Every line that contains the word "name" should be copied out.

─── INPUT RECORDS ───

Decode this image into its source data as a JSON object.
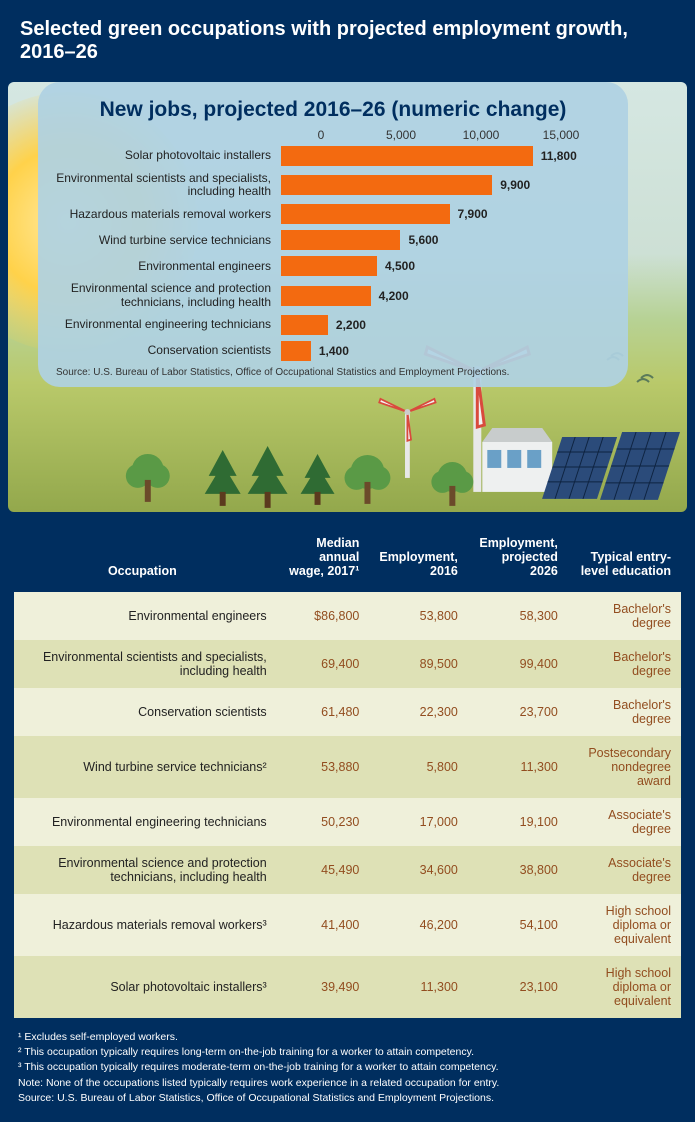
{
  "header": {
    "title": "Selected green occupations with projected employment growth, 2016–26"
  },
  "chart": {
    "type": "horizontal_bar",
    "title": "New jobs, projected 2016–26 (numeric change)",
    "xmax": 15000,
    "ticks": [
      "0",
      "5,000",
      "10,000",
      "15,000"
    ],
    "bar_color": "#f36a10",
    "panel_bg": "rgba(175,209,227,0.92)",
    "title_color": "#002e5f",
    "series": [
      {
        "label": "Solar photovoltaic installers",
        "value": 11800,
        "value_label": "11,800"
      },
      {
        "label": "Environmental scientists and specialists, including health",
        "value": 9900,
        "value_label": "9,900"
      },
      {
        "label": "Hazardous materials removal workers",
        "value": 7900,
        "value_label": "7,900"
      },
      {
        "label": "Wind turbine service technicians",
        "value": 5600,
        "value_label": "5,600"
      },
      {
        "label": "Environmental engineers",
        "value": 4500,
        "value_label": "4,500"
      },
      {
        "label": "Environmental science and protection technicians, including health",
        "value": 4200,
        "value_label": "4,200"
      },
      {
        "label": "Environmental engineering technicians",
        "value": 2200,
        "value_label": "2,200"
      },
      {
        "label": "Conservation scientists",
        "value": 1400,
        "value_label": "1,400"
      }
    ],
    "source": "Source: U.S. Bureau of Labor Statistics, Office of Occupational Statistics and Employment Projections."
  },
  "table": {
    "columns": [
      "Occupation",
      "Median annual wage, 2017¹",
      "Employment, 2016",
      "Employment, projected 2026",
      "Typical entry-level education"
    ],
    "rows": [
      [
        "Environmental engineers",
        "$86,800",
        "53,800",
        "58,300",
        "Bachelor's degree"
      ],
      [
        "Environmental scientists and specialists, including health",
        "69,400",
        "89,500",
        "99,400",
        "Bachelor's degree"
      ],
      [
        "Conservation scientists",
        "61,480",
        "22,300",
        "23,700",
        "Bachelor's degree"
      ],
      [
        "Wind turbine service technicians²",
        "53,880",
        "5,800",
        "11,300",
        "Postsecondary nondegree award"
      ],
      [
        "Environmental engineering technicians",
        "50,230",
        "17,000",
        "19,100",
        "Associate's degree"
      ],
      [
        "Environmental science and protection technicians, including health",
        "45,490",
        "34,600",
        "38,800",
        "Associate's degree"
      ],
      [
        "Hazardous materials removal workers³",
        "41,400",
        "46,200",
        "54,100",
        "High school diploma or equivalent"
      ],
      [
        "Solar photovoltaic installers³",
        "39,490",
        "11,300",
        "23,100",
        "High school diploma or equivalent"
      ]
    ],
    "col_widths": [
      "40%",
      "14%",
      "14%",
      "15%",
      "17%"
    ],
    "header_bg": "#002e5f",
    "row_odd_bg": "#eff0da",
    "row_even_bg": "#dee1b6",
    "value_color": "#924d1f"
  },
  "footnotes": [
    "¹ Excludes self-employed workers.",
    "² This occupation typically requires long-term on-the-job training for a worker to attain competency.",
    "³ This occupation typically requires moderate-term on-the-job training for a worker to attain competency.",
    "Note: None of the occupations listed typically requires work experience in a related occupation for entry.",
    "Source: U.S. Bureau of Labor Statistics, Office of Occupational Statistics and Employment Projections."
  ],
  "colors": {
    "page_bg": "#002e5f",
    "sun": "#ffd24a",
    "solar_panel": "#2b4b7a",
    "tree": "#2f6b33",
    "turbine": "#e8e8e8"
  }
}
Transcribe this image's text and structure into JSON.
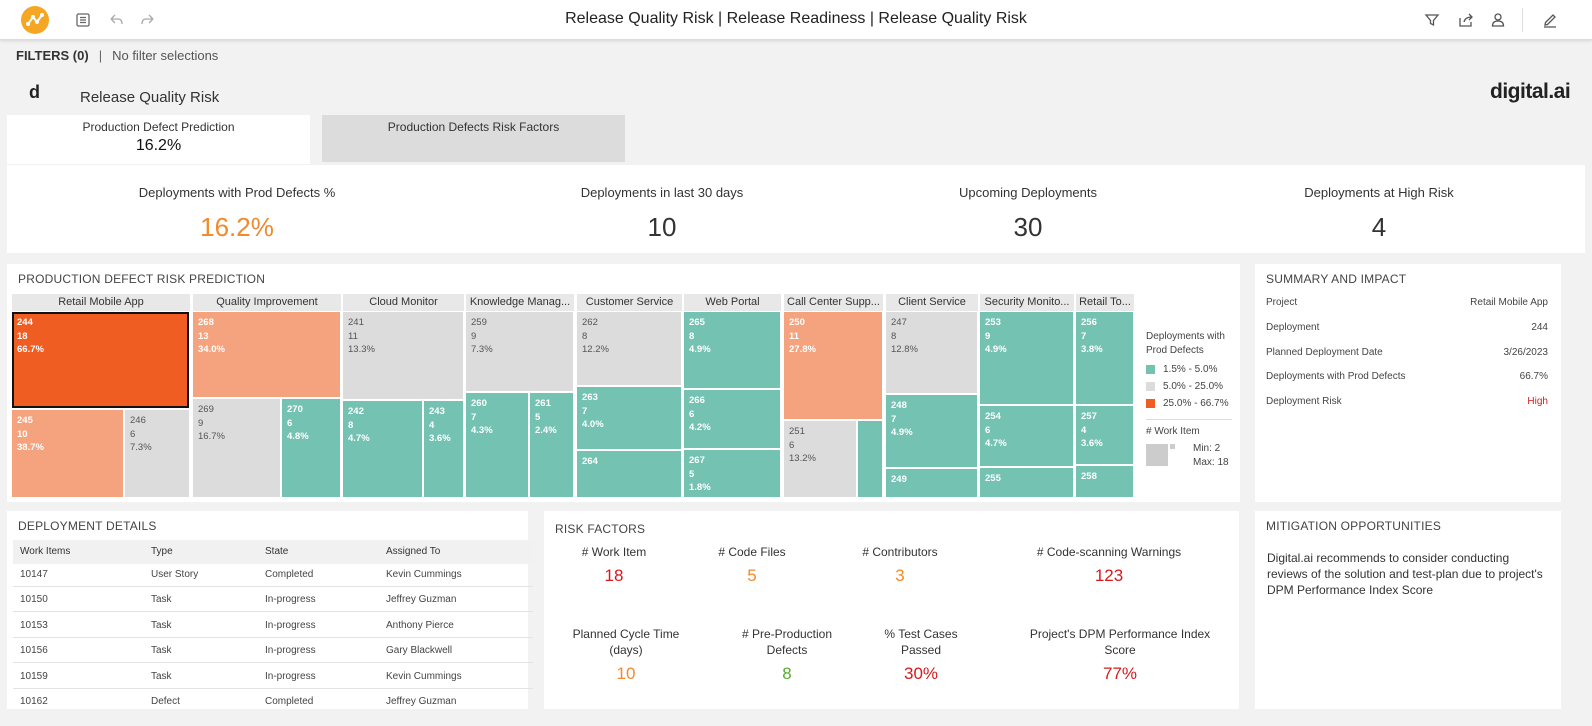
{
  "topbar": {
    "title": "Release Quality Risk | Release Readiness | Release Quality Risk",
    "icons": [
      "app-logo",
      "list-icon",
      "undo-icon",
      "redo-icon",
      "filter-icon",
      "export-icon",
      "user-icon",
      "edit-icon"
    ]
  },
  "filters": {
    "label": "FILTERS (0)",
    "separator": "|",
    "value": "No filter selections"
  },
  "header": {
    "brand_mark": "d",
    "page_title": "Release Quality Risk",
    "brand_logo": "digital.ai"
  },
  "tabs": [
    {
      "label": "Production Defect Prediction",
      "value": "16.2%"
    },
    {
      "label": "Production Defects Risk Factors"
    }
  ],
  "kpis": [
    {
      "label": "Deployments with Prod Defects %",
      "value": "16.2%",
      "color": "#f08a2c"
    },
    {
      "label": "Deployments in last 30 days",
      "value": "10",
      "color": "#333333"
    },
    {
      "label": "Upcoming Deployments",
      "value": "30",
      "color": "#333333"
    },
    {
      "label": "Deployments at High Risk",
      "value": "4",
      "color": "#333333"
    }
  ],
  "treemap": {
    "title": "PRODUCTION DEFECT RISK PREDICTION",
    "colors": {
      "o": "#ef5d22",
      "p": "#f4a37e",
      "g": "#dcdcdc",
      "t": "#74c2b2"
    },
    "groups": [
      {
        "name": "Retail Mobile App",
        "cells": [
          {
            "id": "244",
            "items": "18",
            "pct": "66.7%",
            "c": "o",
            "selected": true
          },
          {
            "id": "245",
            "items": "10",
            "pct": "38.7%",
            "c": "p"
          },
          {
            "id": "246",
            "items": "6",
            "pct": "7.3%",
            "c": "g"
          }
        ]
      },
      {
        "name": "Quality Improvement",
        "cells": [
          {
            "id": "268",
            "items": "13",
            "pct": "34.0%",
            "c": "p"
          },
          {
            "id": "269",
            "items": "9",
            "pct": "16.7%",
            "c": "g"
          },
          {
            "id": "270",
            "items": "6",
            "pct": "4.8%",
            "c": "t"
          }
        ]
      },
      {
        "name": "Cloud Monitor",
        "cells": [
          {
            "id": "241",
            "items": "11",
            "pct": "13.3%",
            "c": "g"
          },
          {
            "id": "242",
            "items": "8",
            "pct": "4.7%",
            "c": "t"
          },
          {
            "id": "243",
            "items": "4",
            "pct": "3.6%",
            "c": "t"
          }
        ]
      },
      {
        "name": "Knowledge Manag...",
        "cells": [
          {
            "id": "259",
            "items": "9",
            "pct": "7.3%",
            "c": "g"
          },
          {
            "id": "260",
            "items": "7",
            "pct": "4.3%",
            "c": "t"
          },
          {
            "id": "261",
            "items": "5",
            "pct": "2.4%",
            "c": "t"
          }
        ]
      },
      {
        "name": "Customer Service",
        "cells": [
          {
            "id": "262",
            "items": "8",
            "pct": "12.2%",
            "c": "g"
          },
          {
            "id": "263",
            "items": "7",
            "pct": "4.0%",
            "c": "t"
          },
          {
            "id": "264",
            "items": "",
            "pct": "",
            "c": "t"
          }
        ]
      },
      {
        "name": "Web Portal",
        "cells": [
          {
            "id": "265",
            "items": "8",
            "pct": "4.9%",
            "c": "t"
          },
          {
            "id": "266",
            "items": "6",
            "pct": "4.2%",
            "c": "t"
          },
          {
            "id": "267",
            "items": "5",
            "pct": "1.8%",
            "c": "t"
          }
        ]
      },
      {
        "name": "Call Center Supp...",
        "cells": [
          {
            "id": "250",
            "items": "11",
            "pct": "27.8%",
            "c": "p"
          },
          {
            "id": "251",
            "items": "6",
            "pct": "13.2%",
            "c": "g"
          },
          {
            "id": "",
            "items": "",
            "pct": "",
            "c": "t"
          }
        ]
      },
      {
        "name": "Client Service",
        "cells": [
          {
            "id": "247",
            "items": "8",
            "pct": "12.8%",
            "c": "g"
          },
          {
            "id": "248",
            "items": "7",
            "pct": "4.9%",
            "c": "t"
          },
          {
            "id": "249",
            "items": "",
            "pct": "",
            "c": "t"
          }
        ]
      },
      {
        "name": "Security Monito...",
        "cells": [
          {
            "id": "253",
            "items": "9",
            "pct": "4.9%",
            "c": "t"
          },
          {
            "id": "254",
            "items": "6",
            "pct": "4.7%",
            "c": "t"
          },
          {
            "id": "255",
            "items": "",
            "pct": "",
            "c": "t"
          }
        ]
      },
      {
        "name": "Retail To...",
        "cells": [
          {
            "id": "256",
            "items": "7",
            "pct": "3.8%",
            "c": "t"
          },
          {
            "id": "257",
            "items": "4",
            "pct": "3.6%",
            "c": "t"
          },
          {
            "id": "258",
            "items": "",
            "pct": "",
            "c": "t"
          }
        ]
      }
    ],
    "legend": {
      "title": "Deployments with Prod Defects",
      "ranges": [
        {
          "label": "1.5% - 5.0%",
          "color": "#74c2b2"
        },
        {
          "label": "5.0% - 25.0%",
          "color": "#dcdcdc"
        },
        {
          "label": "25.0% - 66.7%",
          "color": "#ef5d22"
        }
      ],
      "size_title": "# Work Item",
      "min_label": "Min: 2",
      "max_label": "Max: 18"
    }
  },
  "summary": {
    "title": "SUMMARY AND IMPACT",
    "rows": [
      {
        "label": "Project",
        "value": "Retail Mobile App",
        "color": "#444444"
      },
      {
        "label": "Deployment",
        "value": "244",
        "color": "#444444"
      },
      {
        "label": "Planned Deployment Date",
        "value": "3/26/2023",
        "color": "#444444"
      },
      {
        "label": "Deployments with Prod Defects",
        "value": "66.7%",
        "color": "#444444"
      },
      {
        "label": "Deployment Risk",
        "value": "High",
        "color": "#d7191c"
      }
    ]
  },
  "deployment_details": {
    "title": "DEPLOYMENT DETAILS",
    "columns": [
      "Work Items",
      "Type",
      "State",
      "Assigned To"
    ],
    "rows": [
      [
        "10147",
        "User Story",
        "Completed",
        "Kevin Cummings"
      ],
      [
        "10150",
        "Task",
        "In-progress",
        "Jeffrey Guzman"
      ],
      [
        "10153",
        "Task",
        "In-progress",
        "Anthony Pierce"
      ],
      [
        "10156",
        "Task",
        "In-progress",
        "Gary Blackwell"
      ],
      [
        "10159",
        "Task",
        "In-progress",
        "Kevin Cummings"
      ],
      [
        "10162",
        "Defect",
        "Completed",
        "Jeffrey Guzman"
      ]
    ]
  },
  "risk_factors": {
    "title": "RISK FACTORS",
    "items": [
      {
        "label": "# Work Item",
        "value": "18",
        "color": "#d7191c"
      },
      {
        "label": "# Code Files",
        "value": "5",
        "color": "#f08a2c"
      },
      {
        "label": "# Contributors",
        "value": "3",
        "color": "#f08a2c"
      },
      {
        "label": "# Code-scanning Warnings",
        "value": "123",
        "color": "#d7191c"
      },
      {
        "label": "Planned Cycle Time (days)",
        "value": "10",
        "color": "#f08a2c"
      },
      {
        "label": "# Pre-Production Defects",
        "value": "8",
        "color": "#5aac2e"
      },
      {
        "label": "% Test Cases Passed",
        "value": "30%",
        "color": "#d7191c"
      },
      {
        "label": "Project's DPM Performance Index Score",
        "value": "77%",
        "color": "#d7191c"
      }
    ]
  },
  "mitigation": {
    "title": "MITIGATION OPPORTUNITIES",
    "text": "Digital.ai recommends to consider conducting reviews of the solution and test-plan due to project's DPM Performance Index Score"
  }
}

───

» **FINISHED EXERCISE**:
        "name": "Retail Mobile App",
        "name": "Quality Improvement",
        "name": "Cloud Monitor",
        "name": "Knowledge Manag...",
        "name": "Customer Service",
        "name": "Web Portal",
        "name": "Call Center Supp...",
        "name": "Client Service",
        "name": "Security Monito...",
        "name": "Retail To...",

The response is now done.